RECORD EXCERPTS:

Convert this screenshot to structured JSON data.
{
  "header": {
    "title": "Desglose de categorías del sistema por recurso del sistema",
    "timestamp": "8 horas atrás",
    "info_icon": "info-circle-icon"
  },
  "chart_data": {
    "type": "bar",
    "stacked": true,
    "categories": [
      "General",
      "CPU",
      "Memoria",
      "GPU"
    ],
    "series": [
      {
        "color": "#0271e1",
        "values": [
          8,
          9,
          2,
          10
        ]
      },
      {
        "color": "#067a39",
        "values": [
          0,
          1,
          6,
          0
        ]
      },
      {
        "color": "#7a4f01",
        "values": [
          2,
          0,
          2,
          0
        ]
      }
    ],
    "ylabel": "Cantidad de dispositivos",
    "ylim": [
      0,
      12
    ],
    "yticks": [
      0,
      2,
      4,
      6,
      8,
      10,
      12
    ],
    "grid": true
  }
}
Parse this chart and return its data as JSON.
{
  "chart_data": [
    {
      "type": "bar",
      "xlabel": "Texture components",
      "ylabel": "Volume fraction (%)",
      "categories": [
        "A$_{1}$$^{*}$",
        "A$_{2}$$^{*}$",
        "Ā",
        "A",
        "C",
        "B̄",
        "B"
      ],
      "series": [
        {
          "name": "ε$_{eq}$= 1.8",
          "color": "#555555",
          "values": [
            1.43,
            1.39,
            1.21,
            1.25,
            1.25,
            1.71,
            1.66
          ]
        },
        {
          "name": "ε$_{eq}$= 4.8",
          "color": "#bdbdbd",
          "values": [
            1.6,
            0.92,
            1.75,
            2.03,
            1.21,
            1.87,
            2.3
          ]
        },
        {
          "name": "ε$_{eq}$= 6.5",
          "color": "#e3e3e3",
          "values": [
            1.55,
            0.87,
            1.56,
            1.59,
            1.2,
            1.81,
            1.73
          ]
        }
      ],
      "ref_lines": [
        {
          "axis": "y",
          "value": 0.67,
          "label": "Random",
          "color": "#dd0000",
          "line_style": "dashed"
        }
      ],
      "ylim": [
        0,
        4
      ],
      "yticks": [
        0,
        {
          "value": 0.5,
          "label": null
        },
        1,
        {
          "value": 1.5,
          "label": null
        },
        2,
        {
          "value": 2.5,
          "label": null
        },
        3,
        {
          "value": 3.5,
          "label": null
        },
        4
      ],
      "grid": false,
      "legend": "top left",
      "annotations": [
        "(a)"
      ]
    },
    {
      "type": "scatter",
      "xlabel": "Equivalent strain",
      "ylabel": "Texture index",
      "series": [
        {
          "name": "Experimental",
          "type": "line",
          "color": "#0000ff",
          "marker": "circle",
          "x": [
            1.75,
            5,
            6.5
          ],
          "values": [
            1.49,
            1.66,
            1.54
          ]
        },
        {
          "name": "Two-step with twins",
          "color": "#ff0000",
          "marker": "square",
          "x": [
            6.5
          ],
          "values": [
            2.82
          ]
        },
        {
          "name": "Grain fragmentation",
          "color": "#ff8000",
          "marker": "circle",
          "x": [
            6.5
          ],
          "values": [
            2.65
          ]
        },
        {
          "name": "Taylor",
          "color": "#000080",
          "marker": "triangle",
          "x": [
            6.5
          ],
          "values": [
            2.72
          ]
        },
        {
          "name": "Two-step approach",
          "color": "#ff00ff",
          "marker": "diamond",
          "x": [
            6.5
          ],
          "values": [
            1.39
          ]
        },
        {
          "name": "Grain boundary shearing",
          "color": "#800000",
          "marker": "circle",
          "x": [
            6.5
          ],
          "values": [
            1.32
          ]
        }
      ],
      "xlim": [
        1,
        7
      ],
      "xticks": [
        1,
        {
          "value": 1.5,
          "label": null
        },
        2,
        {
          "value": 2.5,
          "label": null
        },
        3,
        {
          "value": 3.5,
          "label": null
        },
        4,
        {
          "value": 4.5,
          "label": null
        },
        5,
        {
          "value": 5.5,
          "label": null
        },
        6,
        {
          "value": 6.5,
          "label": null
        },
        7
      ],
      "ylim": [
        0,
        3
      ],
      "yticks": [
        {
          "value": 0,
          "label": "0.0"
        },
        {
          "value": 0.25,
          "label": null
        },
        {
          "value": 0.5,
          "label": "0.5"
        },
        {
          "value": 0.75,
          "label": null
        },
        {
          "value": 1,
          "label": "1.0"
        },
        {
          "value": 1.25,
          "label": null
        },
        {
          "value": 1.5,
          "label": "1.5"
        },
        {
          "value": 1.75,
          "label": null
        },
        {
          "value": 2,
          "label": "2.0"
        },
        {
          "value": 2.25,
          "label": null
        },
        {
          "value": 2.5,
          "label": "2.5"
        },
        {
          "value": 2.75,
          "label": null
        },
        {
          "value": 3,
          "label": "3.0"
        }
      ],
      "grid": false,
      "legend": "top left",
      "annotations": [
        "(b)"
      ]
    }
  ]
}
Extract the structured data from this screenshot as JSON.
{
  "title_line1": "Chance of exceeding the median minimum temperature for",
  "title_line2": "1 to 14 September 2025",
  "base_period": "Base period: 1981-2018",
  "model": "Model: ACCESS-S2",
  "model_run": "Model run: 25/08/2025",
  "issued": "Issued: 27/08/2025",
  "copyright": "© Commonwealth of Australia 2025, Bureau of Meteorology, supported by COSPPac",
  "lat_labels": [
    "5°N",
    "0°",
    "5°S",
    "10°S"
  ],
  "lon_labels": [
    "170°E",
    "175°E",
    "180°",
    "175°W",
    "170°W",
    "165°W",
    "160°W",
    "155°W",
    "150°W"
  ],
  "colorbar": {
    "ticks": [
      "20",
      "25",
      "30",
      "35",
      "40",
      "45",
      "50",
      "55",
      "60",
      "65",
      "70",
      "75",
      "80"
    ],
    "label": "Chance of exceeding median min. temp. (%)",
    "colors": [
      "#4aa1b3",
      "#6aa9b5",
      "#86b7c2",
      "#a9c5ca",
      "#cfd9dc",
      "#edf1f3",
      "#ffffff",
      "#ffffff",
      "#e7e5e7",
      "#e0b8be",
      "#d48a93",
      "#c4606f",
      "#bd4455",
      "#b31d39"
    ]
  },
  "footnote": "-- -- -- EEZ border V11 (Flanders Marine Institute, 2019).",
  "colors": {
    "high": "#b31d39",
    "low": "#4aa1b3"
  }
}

WRITTEN INSTRUCTION: All of the material above needs to be copied exactly.

SOLUTION TO THE EXERCISE:
Convert this screenshot to structured JSON data.
{
  "header": {
    "title": "Desglose de categorías del sistema por recurso del sistema",
    "timestamp": "8 horas atrás",
    "info_icon": "info-circle-icon"
  },
  "chart_data": {
    "type": "bar",
    "stacked": true,
    "categories": [
      "General",
      "CPU",
      "Memoria",
      "GPU"
    ],
    "series": [
      {
        "color": "#0271e1",
        "values": [
          8,
          9,
          2,
          10
        ]
      },
      {
        "color": "#067a39",
        "values": [
          0,
          1,
          6,
          0
        ]
      },
      {
        "color": "#7a4f01",
        "values": [
          2,
          0,
          2,
          0
        ]
      }
    ],
    "ylabel": "Cantidad de dispositivos",
    "ylim": [
      0,
      12
    ],
    "yticks": [
      0,
      2,
      4,
      6,
      8,
      10,
      12
    ],
    "grid": true
  }
}
Parse this chart and return its data as JSON.
{
  "chart_data": [
    {
      "type": "bar",
      "xlabel": "Texture components",
      "ylabel": "Volume fraction (%)",
      "categories": [
        "A$_{1}$$^{*}$",
        "A$_{2}$$^{*}$",
        "Ā",
        "A",
        "C",
        "B̄",
        "B"
      ],
      "series": [
        {
          "name": "ε$_{eq}$= 1.8",
          "color": "#555555",
          "values": [
            1.43,
            1.39,
            1.21,
            1.25,
            1.25,
            1.71,
            1.66
          ]
        },
        {
          "name": "ε$_{eq}$= 4.8",
          "color": "#bdbdbd",
          "values": [
            1.6,
            0.92,
            1.75,
            2.03,
            1.21,
            1.87,
            2.3
          ]
        },
        {
          "name": "ε$_{eq}$= 6.5",
          "color": "#e3e3e3",
          "values": [
            1.55,
            0.87,
            1.56,
            1.59,
            1.2,
            1.81,
            1.73
          ]
        }
      ],
      "ref_lines": [
        {
          "axis": "y",
          "value": 0.67,
          "label": "Random",
          "color": "#dd0000",
          "line_style": "dashed"
        }
      ],
      "ylim": [
        0,
        4
      ],
      "yticks": [
        0,
        {
          "value": 0.5,
          "label": null
        },
        1,
        {
          "value": 1.5,
          "label": null
        },
        2,
        {
          "value": 2.5,
          "label": null
        },
        3,
        {
          "value": 3.5,
          "label": null
        },
        4
      ],
      "grid": false,
      "legend": "top left",
      "annotations": [
        "(a)"
      ]
    },
    {
      "type": "scatter",
      "xlabel": "Equivalent strain",
      "ylabel": "Texture index",
      "series": [
        {
          "name": "Experimental",
          "type": "line",
          "color": "#0000ff",
          "marker": "circle",
          "x": [
            1.75,
            5,
            6.5
          ],
          "values": [
            1.49,
            1.66,
            1.54
          ]
        },
        {
          "name": "Two-step with twins",
          "color": "#ff0000",
          "marker": "square",
          "x": [
            6.5
          ],
          "values": [
            2.82
          ]
        },
        {
          "name": "Grain fragmentation",
          "color": "#ff8000",
          "marker": "circle",
          "x": [
            6.5
          ],
          "values": [
            2.65
          ]
        },
        {
          "name": "Taylor",
          "color": "#000080",
          "marker": "triangle",
          "x": [
            6.5
          ],
          "values": [
            2.72
          ]
        },
        {
          "name": "Two-step approach",
          "color": "#ff00ff",
          "marker": "diamond",
          "x": [
            6.5
          ],
          "values": [
            1.39
          ]
        },
        {
          "name": "Grain boundary shearing",
          "color": "#800000",
          "marker": "circle",
          "x": [
            6.5
          ],
          "values": [
            1.32
          ]
        }
      ],
      "xlim": [
        1,
        7
      ],
      "xticks": [
        1,
        {
          "value": 1.5,
          "label": null
        },
        2,
        {
          "value": 2.5,
          "label": null
        },
        3,
        {
          "value": 3.5,
          "label": null
        },
        4,
        {
          "value": 4.5,
          "label": null
        },
        5,
        {
          "value": 5.5,
          "label": null
        },
        6,
        {
          "value": 6.5,
          "label": null
        },
        7
      ],
      "ylim": [
        0,
        3
      ],
      "yticks": [
        {
          "value": 0,
          "label": "0.0"
        },
        {
          "value": 0.25,
          "label": null
        },
        {
          "value": 0.5,
          "label": "0.5"
        },
        {
          "value": 0.75,
          "label": null
        },
        {
          "value": 1,
          "label": "1.0"
        },
        {
          "value": 1.25,
          "label": null
        },
        {
          "value": 1.5,
          "label": "1.5"
        },
        {
          "value": 1.75,
          "label": null
        },
        {
          "value": 2,
          "label": "2.0"
        },
        {
          "value": 2.25,
          "label": null
        },
        {
          "value": 2.5,
          "label": "2.5"
        },
        {
          "value": 2.75,
          "label": null
        },
        {
          "value": 3,
          "label": "3.0"
        }
      ],
      "grid": false,
      "legend": "top left",
      "annotations": [
        "(b)"
      ]
    }
  ]
}
Extract the structured data from this screenshot as JSON.
{
  "title_line1": "Chance of exceeding the median minimum temperature for",
  "title_line2": "1 to 14 September 2025",
  "base_period": "Base period: 1981-2018",
  "model": "Model: ACCESS-S2",
  "model_run": "Model run: 25/08/2025",
  "issued": "Issued: 27/08/2025",
  "copyright": "© Commonwealth of Australia 2025, Bureau of Meteorology, supported by COSPPac",
  "lat_labels": [
    "5°N",
    "0°",
    "5°S",
    "10°S"
  ],
  "lon_labels": [
    "170°E",
    "175°E",
    "180°",
    "175°W",
    "170°W",
    "165°W",
    "160°W",
    "155°W",
    "150°W"
  ],
  "colorbar": {
    "ticks": [
      "20",
      "25",
      "30",
      "35",
      "40",
      "45",
      "50",
      "55",
      "60",
      "65",
      "70",
      "75",
      "80"
    ],
    "label": "Chance of exceeding median min. temp. (%)",
    "colors": [
      "#4aa1b3",
      "#6aa9b5",
      "#86b7c2",
      "#a9c5ca",
      "#cfd9dc",
      "#edf1f3",
      "#ffffff",
      "#ffffff",
      "#e7e5e7",
      "#e0b8be",
      "#d48a93",
      "#c4606f",
      "#bd4455",
      "#b31d39"
    ]
  },
  "footnote": "-- -- -- EEZ border V11 (Flanders Marine Institute, 2019).",
  "colors": {
    "high": "#b31d39",
    "low": "#4aa1b3"
  }
}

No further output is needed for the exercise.